--- Begin ---

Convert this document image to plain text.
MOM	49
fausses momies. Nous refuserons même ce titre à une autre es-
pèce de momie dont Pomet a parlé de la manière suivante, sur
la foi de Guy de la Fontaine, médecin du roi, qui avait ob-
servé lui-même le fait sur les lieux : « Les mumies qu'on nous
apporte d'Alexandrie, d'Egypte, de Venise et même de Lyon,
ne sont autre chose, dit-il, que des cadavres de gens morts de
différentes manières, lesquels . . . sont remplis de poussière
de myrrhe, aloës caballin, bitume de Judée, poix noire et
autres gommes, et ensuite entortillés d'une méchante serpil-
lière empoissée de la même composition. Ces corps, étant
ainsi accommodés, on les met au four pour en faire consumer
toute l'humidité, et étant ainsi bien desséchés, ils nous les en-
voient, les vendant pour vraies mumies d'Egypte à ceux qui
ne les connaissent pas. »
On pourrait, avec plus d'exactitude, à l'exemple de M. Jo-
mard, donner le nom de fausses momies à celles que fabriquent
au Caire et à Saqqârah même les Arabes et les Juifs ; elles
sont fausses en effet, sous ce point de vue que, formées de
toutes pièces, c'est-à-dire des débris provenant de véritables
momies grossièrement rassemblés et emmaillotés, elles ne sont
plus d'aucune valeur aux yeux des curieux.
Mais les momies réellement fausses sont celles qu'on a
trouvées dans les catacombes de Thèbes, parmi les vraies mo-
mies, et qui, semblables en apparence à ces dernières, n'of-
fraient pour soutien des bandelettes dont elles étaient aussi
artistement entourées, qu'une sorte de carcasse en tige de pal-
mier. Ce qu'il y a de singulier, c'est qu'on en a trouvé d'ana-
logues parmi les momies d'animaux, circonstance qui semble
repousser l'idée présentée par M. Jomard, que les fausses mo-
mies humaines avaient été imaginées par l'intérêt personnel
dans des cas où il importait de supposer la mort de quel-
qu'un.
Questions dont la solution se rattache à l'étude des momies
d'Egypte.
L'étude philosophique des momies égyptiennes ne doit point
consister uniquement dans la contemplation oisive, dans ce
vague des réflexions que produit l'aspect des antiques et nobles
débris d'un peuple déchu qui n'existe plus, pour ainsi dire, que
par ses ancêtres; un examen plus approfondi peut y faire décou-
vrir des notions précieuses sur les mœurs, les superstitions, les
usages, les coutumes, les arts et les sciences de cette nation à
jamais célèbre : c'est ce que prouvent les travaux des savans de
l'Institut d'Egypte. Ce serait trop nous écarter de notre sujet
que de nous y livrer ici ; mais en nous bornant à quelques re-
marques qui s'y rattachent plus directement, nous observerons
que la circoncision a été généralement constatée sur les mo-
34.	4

--- End ---

→ **Exercise goal**
Copy every line of the entries above in which "plus" occurs.

→ **Written response**
On pourrait, avec plus d'exactitude, à l'exemple de M. Jo-
plus d'aucune valeur aux yeux des curieux.
débris d'un peuple déchu qui n'existe plus, pour ainsi dire, que
par ses ancêtres; un examen plus approfondi peut y faire décou-
marques qui s'y rattachent plus directement, nous observerons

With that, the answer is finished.